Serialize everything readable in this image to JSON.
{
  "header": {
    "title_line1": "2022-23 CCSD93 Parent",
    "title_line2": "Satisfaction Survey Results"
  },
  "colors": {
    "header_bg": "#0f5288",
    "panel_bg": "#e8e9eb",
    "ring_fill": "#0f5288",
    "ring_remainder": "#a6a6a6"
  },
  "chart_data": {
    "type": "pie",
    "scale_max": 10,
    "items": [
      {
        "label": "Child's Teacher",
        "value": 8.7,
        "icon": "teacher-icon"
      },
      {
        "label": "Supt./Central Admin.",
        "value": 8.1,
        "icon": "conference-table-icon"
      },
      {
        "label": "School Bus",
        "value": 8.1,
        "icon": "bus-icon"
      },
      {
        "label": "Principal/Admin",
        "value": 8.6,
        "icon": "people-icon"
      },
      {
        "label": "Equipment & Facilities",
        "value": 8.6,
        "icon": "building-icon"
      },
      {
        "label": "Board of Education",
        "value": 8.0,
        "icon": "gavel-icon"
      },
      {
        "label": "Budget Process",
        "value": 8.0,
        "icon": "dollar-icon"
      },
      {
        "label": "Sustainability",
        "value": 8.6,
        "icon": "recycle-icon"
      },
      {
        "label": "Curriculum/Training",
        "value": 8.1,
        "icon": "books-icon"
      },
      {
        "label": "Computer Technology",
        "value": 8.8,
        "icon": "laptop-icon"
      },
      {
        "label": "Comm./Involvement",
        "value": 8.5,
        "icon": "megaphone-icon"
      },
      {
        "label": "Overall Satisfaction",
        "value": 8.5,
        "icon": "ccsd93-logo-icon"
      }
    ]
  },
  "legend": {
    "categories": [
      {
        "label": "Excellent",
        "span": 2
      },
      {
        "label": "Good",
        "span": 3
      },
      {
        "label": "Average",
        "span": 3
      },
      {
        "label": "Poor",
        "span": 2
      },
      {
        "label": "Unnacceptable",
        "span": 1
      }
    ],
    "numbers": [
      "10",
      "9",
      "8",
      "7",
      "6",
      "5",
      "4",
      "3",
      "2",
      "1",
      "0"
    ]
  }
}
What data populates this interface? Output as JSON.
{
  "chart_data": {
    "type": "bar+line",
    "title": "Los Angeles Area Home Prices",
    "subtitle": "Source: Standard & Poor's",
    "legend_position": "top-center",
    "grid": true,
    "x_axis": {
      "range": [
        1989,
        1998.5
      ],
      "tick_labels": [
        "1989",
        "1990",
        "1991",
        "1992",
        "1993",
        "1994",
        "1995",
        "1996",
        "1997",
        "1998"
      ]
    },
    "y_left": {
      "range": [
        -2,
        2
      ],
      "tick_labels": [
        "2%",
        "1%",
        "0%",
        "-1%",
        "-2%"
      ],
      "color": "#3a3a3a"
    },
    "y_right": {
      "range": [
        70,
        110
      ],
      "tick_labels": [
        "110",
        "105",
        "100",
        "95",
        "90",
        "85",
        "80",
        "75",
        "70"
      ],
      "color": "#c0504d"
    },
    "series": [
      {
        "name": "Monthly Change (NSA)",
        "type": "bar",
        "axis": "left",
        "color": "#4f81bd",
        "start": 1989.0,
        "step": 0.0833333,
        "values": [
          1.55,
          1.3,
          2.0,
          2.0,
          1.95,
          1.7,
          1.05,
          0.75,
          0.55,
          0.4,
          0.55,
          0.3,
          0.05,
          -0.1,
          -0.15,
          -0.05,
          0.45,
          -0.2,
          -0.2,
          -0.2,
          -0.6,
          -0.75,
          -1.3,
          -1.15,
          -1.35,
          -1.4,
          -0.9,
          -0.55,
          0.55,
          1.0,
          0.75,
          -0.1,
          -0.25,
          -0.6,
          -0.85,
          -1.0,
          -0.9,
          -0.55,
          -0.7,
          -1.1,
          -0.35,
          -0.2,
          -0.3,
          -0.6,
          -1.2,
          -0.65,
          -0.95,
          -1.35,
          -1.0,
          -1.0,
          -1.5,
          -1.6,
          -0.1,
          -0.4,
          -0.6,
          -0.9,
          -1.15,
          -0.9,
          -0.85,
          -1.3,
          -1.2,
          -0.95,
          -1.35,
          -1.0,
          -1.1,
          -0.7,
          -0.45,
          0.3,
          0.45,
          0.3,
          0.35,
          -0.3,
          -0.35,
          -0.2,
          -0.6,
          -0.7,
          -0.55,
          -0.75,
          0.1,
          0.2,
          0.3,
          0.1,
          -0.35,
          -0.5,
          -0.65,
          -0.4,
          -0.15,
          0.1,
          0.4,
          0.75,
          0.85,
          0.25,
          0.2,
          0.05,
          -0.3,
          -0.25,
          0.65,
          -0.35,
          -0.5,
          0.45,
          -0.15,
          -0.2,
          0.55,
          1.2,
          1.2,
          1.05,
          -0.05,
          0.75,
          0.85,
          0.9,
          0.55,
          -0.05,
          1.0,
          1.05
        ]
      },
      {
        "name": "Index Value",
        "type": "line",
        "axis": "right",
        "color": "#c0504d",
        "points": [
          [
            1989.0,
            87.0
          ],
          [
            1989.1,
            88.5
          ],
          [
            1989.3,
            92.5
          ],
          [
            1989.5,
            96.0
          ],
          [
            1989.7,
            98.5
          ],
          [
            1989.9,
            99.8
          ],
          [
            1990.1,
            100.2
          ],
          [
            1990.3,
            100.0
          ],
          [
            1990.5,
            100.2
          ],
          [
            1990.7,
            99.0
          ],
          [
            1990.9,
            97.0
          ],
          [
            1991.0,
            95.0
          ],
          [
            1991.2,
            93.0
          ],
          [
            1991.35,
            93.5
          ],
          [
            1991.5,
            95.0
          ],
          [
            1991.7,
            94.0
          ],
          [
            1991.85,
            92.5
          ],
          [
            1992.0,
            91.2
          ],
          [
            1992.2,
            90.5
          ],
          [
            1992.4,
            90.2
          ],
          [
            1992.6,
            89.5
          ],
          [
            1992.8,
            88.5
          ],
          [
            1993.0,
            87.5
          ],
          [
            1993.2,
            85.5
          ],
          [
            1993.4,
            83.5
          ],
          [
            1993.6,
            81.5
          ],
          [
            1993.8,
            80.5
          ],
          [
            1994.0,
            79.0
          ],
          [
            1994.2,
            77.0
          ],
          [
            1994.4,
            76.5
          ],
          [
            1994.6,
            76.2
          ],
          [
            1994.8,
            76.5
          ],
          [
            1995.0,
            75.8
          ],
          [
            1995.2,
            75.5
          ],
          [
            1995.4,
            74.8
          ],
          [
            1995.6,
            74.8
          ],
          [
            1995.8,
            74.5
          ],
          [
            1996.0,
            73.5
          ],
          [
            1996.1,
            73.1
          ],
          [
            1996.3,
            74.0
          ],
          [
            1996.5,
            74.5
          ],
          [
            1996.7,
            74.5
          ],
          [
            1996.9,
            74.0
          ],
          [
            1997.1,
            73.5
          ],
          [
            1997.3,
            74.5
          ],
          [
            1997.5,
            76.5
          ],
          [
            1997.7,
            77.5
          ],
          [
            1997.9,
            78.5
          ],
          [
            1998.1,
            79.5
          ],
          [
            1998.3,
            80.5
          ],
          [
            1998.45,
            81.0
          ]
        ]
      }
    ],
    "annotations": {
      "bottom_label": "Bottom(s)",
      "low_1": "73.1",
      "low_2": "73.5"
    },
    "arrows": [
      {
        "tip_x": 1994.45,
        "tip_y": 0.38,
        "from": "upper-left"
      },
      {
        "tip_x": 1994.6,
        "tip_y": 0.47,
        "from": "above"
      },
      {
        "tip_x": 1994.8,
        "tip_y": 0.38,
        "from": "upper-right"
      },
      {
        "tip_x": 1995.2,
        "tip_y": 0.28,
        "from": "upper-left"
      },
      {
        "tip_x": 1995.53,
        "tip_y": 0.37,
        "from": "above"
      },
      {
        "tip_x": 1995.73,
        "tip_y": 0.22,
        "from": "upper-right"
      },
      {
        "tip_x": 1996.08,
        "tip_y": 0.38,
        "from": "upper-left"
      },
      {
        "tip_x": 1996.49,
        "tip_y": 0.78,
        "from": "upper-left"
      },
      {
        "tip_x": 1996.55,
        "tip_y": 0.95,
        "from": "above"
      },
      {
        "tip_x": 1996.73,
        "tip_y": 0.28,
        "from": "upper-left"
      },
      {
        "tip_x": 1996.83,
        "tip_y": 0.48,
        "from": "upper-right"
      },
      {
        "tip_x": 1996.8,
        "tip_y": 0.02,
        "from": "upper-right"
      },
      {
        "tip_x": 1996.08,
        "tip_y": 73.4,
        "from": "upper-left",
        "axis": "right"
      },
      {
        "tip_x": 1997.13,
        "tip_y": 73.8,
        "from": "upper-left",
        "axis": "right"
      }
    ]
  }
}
==
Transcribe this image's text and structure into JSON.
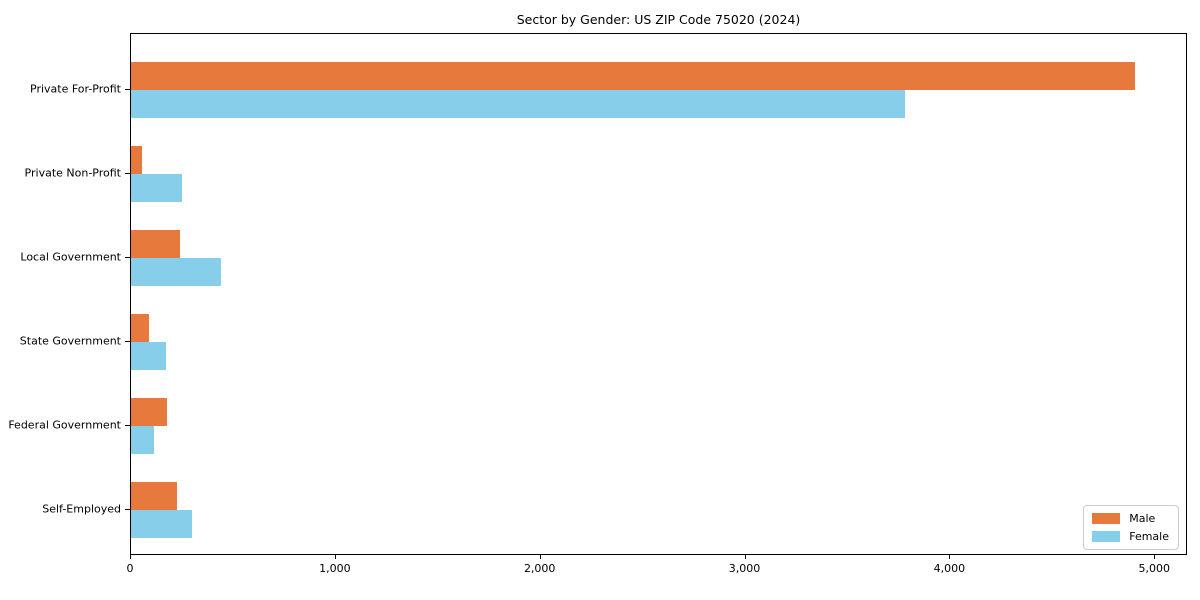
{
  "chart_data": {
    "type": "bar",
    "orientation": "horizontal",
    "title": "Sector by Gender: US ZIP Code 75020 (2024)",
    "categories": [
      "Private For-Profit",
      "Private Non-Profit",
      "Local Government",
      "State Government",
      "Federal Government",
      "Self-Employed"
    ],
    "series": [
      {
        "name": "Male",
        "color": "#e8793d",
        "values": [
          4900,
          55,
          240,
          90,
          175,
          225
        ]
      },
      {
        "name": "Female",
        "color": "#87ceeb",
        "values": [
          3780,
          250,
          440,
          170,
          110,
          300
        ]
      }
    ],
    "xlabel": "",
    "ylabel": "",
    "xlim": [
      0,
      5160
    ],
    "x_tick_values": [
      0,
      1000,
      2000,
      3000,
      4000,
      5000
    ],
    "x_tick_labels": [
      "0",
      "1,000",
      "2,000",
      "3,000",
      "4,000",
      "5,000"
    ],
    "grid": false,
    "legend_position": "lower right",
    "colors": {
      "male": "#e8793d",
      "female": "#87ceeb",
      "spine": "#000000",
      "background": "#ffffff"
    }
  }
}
--
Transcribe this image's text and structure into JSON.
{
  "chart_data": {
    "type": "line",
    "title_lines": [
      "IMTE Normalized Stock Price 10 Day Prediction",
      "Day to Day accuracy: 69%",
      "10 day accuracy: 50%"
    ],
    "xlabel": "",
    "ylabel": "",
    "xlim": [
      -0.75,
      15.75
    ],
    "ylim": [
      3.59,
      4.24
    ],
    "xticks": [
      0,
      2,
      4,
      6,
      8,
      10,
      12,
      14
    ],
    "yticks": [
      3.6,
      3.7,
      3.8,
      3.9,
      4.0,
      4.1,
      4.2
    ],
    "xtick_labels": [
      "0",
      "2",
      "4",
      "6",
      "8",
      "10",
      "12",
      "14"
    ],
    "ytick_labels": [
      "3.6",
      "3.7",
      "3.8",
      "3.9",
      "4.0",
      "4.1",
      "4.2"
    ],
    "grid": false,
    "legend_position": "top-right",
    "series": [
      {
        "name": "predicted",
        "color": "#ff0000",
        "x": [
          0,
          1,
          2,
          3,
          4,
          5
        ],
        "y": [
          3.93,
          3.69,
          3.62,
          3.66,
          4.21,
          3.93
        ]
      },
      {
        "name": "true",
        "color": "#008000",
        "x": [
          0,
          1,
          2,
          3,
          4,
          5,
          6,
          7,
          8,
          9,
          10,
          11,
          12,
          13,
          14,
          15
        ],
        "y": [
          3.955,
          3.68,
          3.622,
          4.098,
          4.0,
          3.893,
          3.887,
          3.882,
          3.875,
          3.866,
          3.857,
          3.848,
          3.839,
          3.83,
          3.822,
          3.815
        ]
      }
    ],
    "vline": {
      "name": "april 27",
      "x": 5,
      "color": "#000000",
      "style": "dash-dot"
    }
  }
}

▸ **TASK PROMPT**
Find all lines where the word "icon" appears. Copy them.

▸ **EXERCISE SOLUTION**
        "icon": "teacher-icon"
        "icon": "conference-table-icon"
        "icon": "bus-icon"
        "icon": "people-icon"
        "icon": "building-icon"
        "icon": "gavel-icon"
        "icon": "dollar-icon"
        "icon": "recycle-icon"
        "icon": "books-icon"
        "icon": "laptop-icon"
        "icon": "megaphone-icon"
        "icon": "ccsd93-logo-icon"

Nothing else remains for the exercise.